## Rows from a figure dataset
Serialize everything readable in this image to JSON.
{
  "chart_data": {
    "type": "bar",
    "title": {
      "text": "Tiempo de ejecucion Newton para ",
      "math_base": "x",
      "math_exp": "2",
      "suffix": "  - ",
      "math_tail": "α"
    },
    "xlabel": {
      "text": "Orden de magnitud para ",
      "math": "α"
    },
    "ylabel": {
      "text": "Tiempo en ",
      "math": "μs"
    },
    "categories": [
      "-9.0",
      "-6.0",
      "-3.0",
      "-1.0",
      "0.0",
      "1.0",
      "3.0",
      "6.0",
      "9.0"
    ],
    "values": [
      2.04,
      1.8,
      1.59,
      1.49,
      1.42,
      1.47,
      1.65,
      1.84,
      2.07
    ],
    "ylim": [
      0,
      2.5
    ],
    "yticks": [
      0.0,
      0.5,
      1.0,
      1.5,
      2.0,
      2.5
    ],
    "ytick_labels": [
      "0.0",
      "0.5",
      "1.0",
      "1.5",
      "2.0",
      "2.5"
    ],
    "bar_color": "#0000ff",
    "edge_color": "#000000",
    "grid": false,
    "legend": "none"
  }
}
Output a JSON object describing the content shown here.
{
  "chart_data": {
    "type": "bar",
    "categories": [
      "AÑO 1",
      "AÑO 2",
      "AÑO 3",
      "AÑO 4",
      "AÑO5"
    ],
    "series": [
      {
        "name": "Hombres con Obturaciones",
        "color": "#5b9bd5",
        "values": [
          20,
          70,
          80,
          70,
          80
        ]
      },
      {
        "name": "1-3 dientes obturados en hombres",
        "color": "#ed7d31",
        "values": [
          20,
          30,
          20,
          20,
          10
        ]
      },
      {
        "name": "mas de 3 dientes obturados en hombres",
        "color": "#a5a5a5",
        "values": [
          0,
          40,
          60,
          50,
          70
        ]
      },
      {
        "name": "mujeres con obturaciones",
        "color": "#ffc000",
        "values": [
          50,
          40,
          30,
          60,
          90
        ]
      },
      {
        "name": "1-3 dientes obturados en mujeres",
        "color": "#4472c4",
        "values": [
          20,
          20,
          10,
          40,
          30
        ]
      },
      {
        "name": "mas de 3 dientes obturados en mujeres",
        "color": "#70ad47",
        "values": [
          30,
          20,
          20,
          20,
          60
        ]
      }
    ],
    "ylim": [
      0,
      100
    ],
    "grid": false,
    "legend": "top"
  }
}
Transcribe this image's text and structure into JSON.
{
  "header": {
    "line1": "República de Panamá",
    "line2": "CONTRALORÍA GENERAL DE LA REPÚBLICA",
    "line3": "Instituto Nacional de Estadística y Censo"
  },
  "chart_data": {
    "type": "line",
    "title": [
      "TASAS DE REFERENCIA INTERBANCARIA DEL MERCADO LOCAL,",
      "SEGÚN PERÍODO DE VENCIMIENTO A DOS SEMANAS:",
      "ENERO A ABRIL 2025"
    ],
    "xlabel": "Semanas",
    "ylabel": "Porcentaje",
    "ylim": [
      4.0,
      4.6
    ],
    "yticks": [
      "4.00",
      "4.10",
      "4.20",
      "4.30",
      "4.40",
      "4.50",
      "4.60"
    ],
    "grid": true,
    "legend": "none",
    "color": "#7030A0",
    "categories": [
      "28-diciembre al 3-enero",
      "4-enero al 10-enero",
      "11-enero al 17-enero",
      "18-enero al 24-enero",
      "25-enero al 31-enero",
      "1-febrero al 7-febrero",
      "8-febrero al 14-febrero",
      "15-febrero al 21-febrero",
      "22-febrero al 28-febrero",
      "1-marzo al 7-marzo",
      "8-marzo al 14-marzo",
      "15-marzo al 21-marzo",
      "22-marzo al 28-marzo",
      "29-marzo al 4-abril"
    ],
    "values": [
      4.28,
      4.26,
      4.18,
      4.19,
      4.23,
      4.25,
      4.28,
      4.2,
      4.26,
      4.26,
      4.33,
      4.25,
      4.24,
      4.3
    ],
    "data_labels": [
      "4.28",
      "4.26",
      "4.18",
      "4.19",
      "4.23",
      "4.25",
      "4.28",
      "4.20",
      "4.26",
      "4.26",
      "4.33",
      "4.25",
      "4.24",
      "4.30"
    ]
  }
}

## WHAT THE EXERCISE ASKS
Write the data from above out again, exactly.

## RESULT OF THE EXERCISE
Serialize everything readable in this image to JSON.
{
  "chart_data": {
    "type": "bar",
    "title": {
      "text": "Tiempo de ejecucion Newton para ",
      "math_base": "x",
      "math_exp": "2",
      "suffix": "  - ",
      "math_tail": "α"
    },
    "xlabel": {
      "text": "Orden de magnitud para ",
      "math": "α"
    },
    "ylabel": {
      "text": "Tiempo en ",
      "math": "μs"
    },
    "categories": [
      "-9.0",
      "-6.0",
      "-3.0",
      "-1.0",
      "0.0",
      "1.0",
      "3.0",
      "6.0",
      "9.0"
    ],
    "values": [
      2.04,
      1.8,
      1.59,
      1.49,
      1.42,
      1.47,
      1.65,
      1.84,
      2.07
    ],
    "ylim": [
      0,
      2.5
    ],
    "yticks": [
      0.0,
      0.5,
      1.0,
      1.5,
      2.0,
      2.5
    ],
    "ytick_labels": [
      "0.0",
      "0.5",
      "1.0",
      "1.5",
      "2.0",
      "2.5"
    ],
    "bar_color": "#0000ff",
    "edge_color": "#000000",
    "grid": false,
    "legend": "none"
  }
}
Output a JSON object describing the content shown here.
{
  "chart_data": {
    "type": "bar",
    "categories": [
      "AÑO 1",
      "AÑO 2",
      "AÑO 3",
      "AÑO 4",
      "AÑO5"
    ],
    "series": [
      {
        "name": "Hombres con Obturaciones",
        "color": "#5b9bd5",
        "values": [
          20,
          70,
          80,
          70,
          80
        ]
      },
      {
        "name": "1-3 dientes obturados en hombres",
        "color": "#ed7d31",
        "values": [
          20,
          30,
          20,
          20,
          10
        ]
      },
      {
        "name": "mas de 3 dientes obturados en hombres",
        "color": "#a5a5a5",
        "values": [
          0,
          40,
          60,
          50,
          70
        ]
      },
      {
        "name": "mujeres con obturaciones",
        "color": "#ffc000",
        "values": [
          50,
          40,
          30,
          60,
          90
        ]
      },
      {
        "name": "1-3 dientes obturados en mujeres",
        "color": "#4472c4",
        "values": [
          20,
          20,
          10,
          40,
          30
        ]
      },
      {
        "name": "mas de 3 dientes obturados en mujeres",
        "color": "#70ad47",
        "values": [
          30,
          20,
          20,
          20,
          60
        ]
      }
    ],
    "ylim": [
      0,
      100
    ],
    "grid": false,
    "legend": "top"
  }
}
Transcribe this image's text and structure into JSON.
{
  "header": {
    "line1": "República de Panamá",
    "line2": "CONTRALORÍA GENERAL DE LA REPÚBLICA",
    "line3": "Instituto Nacional de Estadística y Censo"
  },
  "chart_data": {
    "type": "line",
    "title": [
      "TASAS DE REFERENCIA INTERBANCARIA DEL MERCADO LOCAL,",
      "SEGÚN PERÍODO DE VENCIMIENTO A DOS SEMANAS:",
      "ENERO A ABRIL 2025"
    ],
    "xlabel": "Semanas",
    "ylabel": "Porcentaje",
    "ylim": [
      4.0,
      4.6
    ],
    "yticks": [
      "4.00",
      "4.10",
      "4.20",
      "4.30",
      "4.40",
      "4.50",
      "4.60"
    ],
    "grid": true,
    "legend": "none",
    "color": "#7030A0",
    "categories": [
      "28-diciembre al 3-enero",
      "4-enero al 10-enero",
      "11-enero al 17-enero",
      "18-enero al 24-enero",
      "25-enero al 31-enero",
      "1-febrero al 7-febrero",
      "8-febrero al 14-febrero",
      "15-febrero al 21-febrero",
      "22-febrero al 28-febrero",
      "1-marzo al 7-marzo",
      "8-marzo al 14-marzo",
      "15-marzo al 21-marzo",
      "22-marzo al 28-marzo",
      "29-marzo al 4-abril"
    ],
    "values": [
      4.28,
      4.26,
      4.18,
      4.19,
      4.23,
      4.25,
      4.28,
      4.2,
      4.26,
      4.26,
      4.33,
      4.25,
      4.24,
      4.3
    ],
    "data_labels": [
      "4.28",
      "4.26",
      "4.18",
      "4.19",
      "4.23",
      "4.25",
      "4.28",
      "4.20",
      "4.26",
      "4.26",
      "4.33",
      "4.25",
      "4.24",
      "4.30"
    ]
  }
}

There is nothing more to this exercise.